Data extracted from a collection
================

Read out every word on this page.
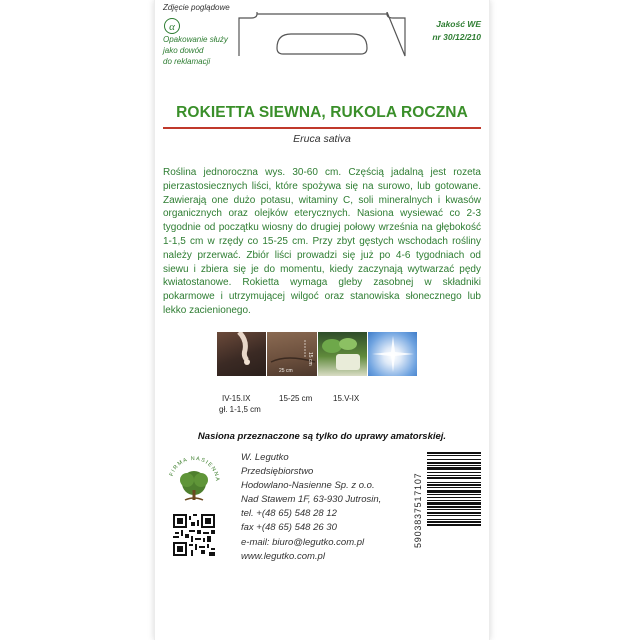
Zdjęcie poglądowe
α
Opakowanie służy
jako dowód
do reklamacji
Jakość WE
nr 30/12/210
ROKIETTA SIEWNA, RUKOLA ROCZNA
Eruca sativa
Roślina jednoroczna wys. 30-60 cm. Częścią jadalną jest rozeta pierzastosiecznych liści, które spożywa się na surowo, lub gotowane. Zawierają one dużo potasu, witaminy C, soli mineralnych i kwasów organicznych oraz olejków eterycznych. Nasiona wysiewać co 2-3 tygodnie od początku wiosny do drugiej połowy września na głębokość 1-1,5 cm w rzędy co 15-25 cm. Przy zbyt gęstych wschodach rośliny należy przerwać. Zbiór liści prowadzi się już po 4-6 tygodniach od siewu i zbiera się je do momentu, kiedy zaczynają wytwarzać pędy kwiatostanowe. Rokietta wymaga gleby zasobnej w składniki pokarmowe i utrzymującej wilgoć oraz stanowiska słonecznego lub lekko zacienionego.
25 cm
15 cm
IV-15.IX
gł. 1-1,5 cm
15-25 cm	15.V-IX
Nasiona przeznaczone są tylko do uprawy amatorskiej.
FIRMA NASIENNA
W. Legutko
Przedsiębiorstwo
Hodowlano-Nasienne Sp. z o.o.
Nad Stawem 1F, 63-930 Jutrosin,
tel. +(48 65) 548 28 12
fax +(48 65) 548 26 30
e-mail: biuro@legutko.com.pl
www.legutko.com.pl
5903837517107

================

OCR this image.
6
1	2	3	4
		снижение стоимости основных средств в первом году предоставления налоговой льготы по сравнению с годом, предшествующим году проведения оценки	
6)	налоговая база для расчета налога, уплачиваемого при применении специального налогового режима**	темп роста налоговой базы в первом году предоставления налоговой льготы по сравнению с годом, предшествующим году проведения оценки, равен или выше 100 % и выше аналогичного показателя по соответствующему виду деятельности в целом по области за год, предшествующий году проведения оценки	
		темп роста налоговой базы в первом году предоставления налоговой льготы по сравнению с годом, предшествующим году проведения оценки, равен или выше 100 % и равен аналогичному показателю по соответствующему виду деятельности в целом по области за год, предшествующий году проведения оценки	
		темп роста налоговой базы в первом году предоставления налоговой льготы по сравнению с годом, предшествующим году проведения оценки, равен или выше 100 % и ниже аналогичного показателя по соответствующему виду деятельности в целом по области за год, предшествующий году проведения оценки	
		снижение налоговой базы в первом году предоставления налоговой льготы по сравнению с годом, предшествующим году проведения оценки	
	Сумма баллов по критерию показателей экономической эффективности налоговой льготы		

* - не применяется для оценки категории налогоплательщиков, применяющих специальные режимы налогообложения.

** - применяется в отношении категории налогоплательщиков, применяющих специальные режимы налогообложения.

================

• _WORK REQUIRED_:
Filter the data, keeping only the lines that contain "сравнению".

• _TASK ANSWER_:
		снижение стоимости основных средств в первом году предоставления налоговой льготы по сравнению с годом, предшествующим году проведения оценки	
6)	налоговая база для расчета налога, уплачиваемого при применении специального налогового режима**	темп роста налоговой базы в первом году предоставления налоговой льготы по сравнению с годом, предшествующим году проведения оценки, равен или выше 100 % и выше аналогичного показателя по соответствующему виду деятельности в целом по области за год, предшествующий году проведения оценки	
		темп роста налоговой базы в первом году предоставления налоговой льготы по сравнению с годом, предшествующим году проведения оценки, равен или выше 100 % и равен аналогичному показателю по соответствующему виду деятельности в целом по области за год, предшествующий году проведения оценки	
		темп роста налоговой базы в первом году предоставления налоговой льготы по сравнению с годом, предшествующим году проведения оценки, равен или выше 100 % и ниже аналогичного показателя по соответствующему виду деятельности в целом по области за год, предшествующий году проведения оценки	
		снижение налоговой базы в первом году предоставления налоговой льготы по сравнению с годом, предшествующим году проведения оценки	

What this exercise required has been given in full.